Will ponder it -- it has the limitation as I said above that it can't
restrict device ranges, but it could be used to apply restrictions to
specific opened inodes.

One difference I see with this approach is that the rights would not
transfer along with the opened file when the files get passed between
processes.  So the policy for that inode would apply to the enforcing
process and its new children, but it would not apply to other
processes which the file is given to.


---

Summarizing this, I believe that the parts that we need for step (1)
are the following ones:

(1) Identify and blanket-permit a small list of ioctl cmds which work
    on all file descriptors (FIOCLEX, FIONCLEX, FIONBIO, FIOASYNC, and
    others?)

    Compare
    https://lore.kernel.org/linux-security-module/6dfc0198-9010-7c54-2699-d3b867249850@digikod.net/

(2) Split into LANDLOCK_ACCESS_FS_IOCTL into a ..._DEV and a ..._NODEV part.

(3) Point out in documentation that this IOCTL restriction scheme only
    applies to newly opened FDs and in particular point out the common
    use case where that is a TTY, and what to do in this case.

If you agree, I'd go ahead and implement that as step (1) and we can
discuss the more advanced ideas in the context of a follow-up.

Thanks,
—Günther
Mickaël Salaün July 28, 2023, 1:52 p.m. UTC | #10
On 27/07/2023 11:32, Günther Noack wrote:
> Hello Mickaël!
> 
> Overall, I believe that I thought too far ahead here and now we've
> been mixing the discussions for different steps from the three-step
> approach that we discussed in [1].
> 
> In order to make progress here, let me try to disentangle in this mail
> which parts we need for the current step (1) and which parts are only
> needed for later steps.
> 
> [1] https://lore.kernel.org/linux-security-module/d4f1395c-d2d4-1860-3a02-2a0c023dd761@digikod.net/
> 
> 
> On Mon, Jul 24, 2023 at 09:03:42PM +0200, Mickaël Salaün wrote:
>> On 14/07/2023 00:38, Günther Noack wrote:
>>> On Wed, Jul 12, 2023 at 07:48:29PM +0200, Mickaël Salaün wrote:
>>>> A useful split would be at least between devices and regular
>>>> files/directories, something like this:
>>>> - LANDLOCK_ACCESS_FS_IOCTL_DEV: allows IOCTLs on character or block devices,
>>>> which should be targeted on specific paths.
>>>> - LANDLOCK_ACCESS_FS_IOCTL_NODEV: allows IOCTLs on regular files,
>>>> directories, unix sockets, pipes, and symlinks. These are targeting
>>>> filesystems (e.g. ext4's fsverity) or common Linux file types.
>>>
>>> To make sure we are on the same page, let me paraphrase:
>>>
>>> You are suggesting that we should split the LANDLOCK_ACCESS_FS_IOCTL
>>> right into a LANDLOCK_ACCESS_FS_IOCTL_DEV part (for block and
>>> character devices) and a LANDLOCK_ACCESS_FS_IOCTL_NODEV part (for
>>> regular files, directories, named(!) unix sockets, named(!) pipes and
>>> symlinks)?  The check would presumably be done during the open(2) call
>>> and then store the access right on the freshly opened struct file?
>>
>> Correct
> 
> OK, I'll add this to step (1) then.

[Aim of the exercise]
In the Landlock ioctl thread, which proposed access right would allow IOCTLs on character or block devices?

[Dataset extract]
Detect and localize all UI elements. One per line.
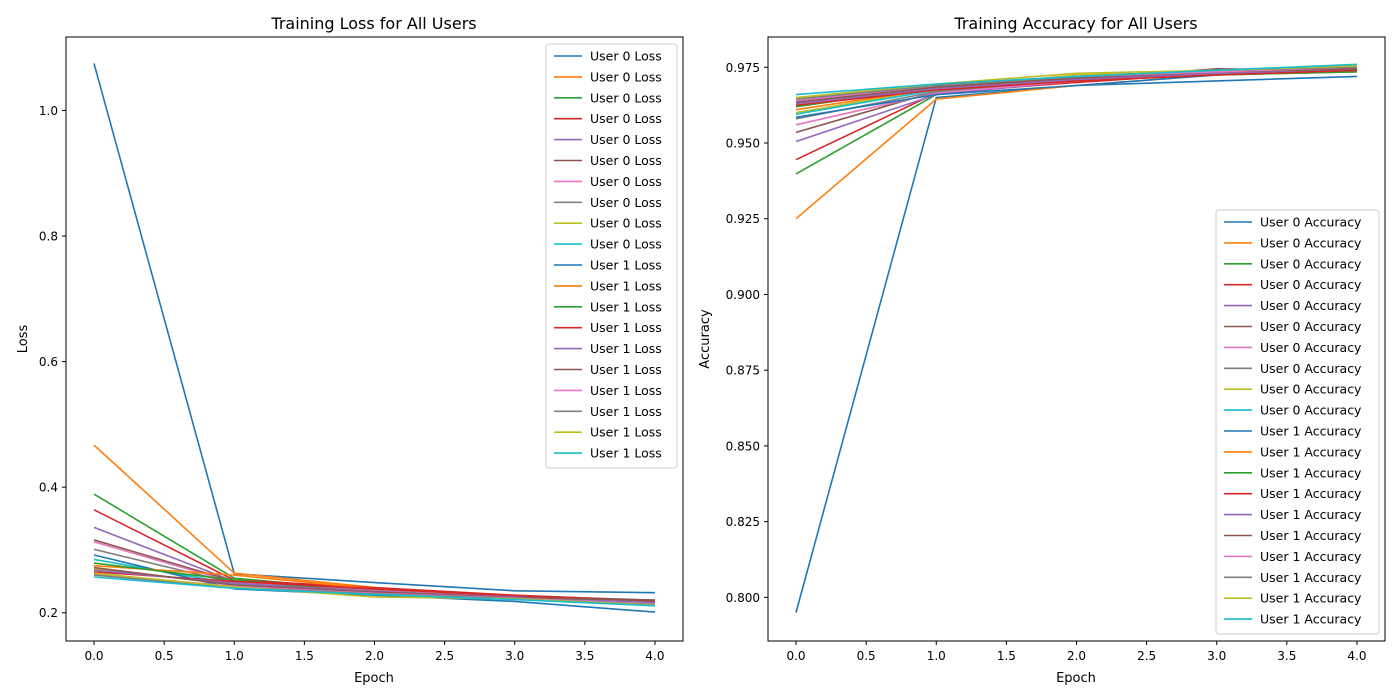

[Final answer]
LANDLOCK_ACCESS_FS_IOCTL_DEV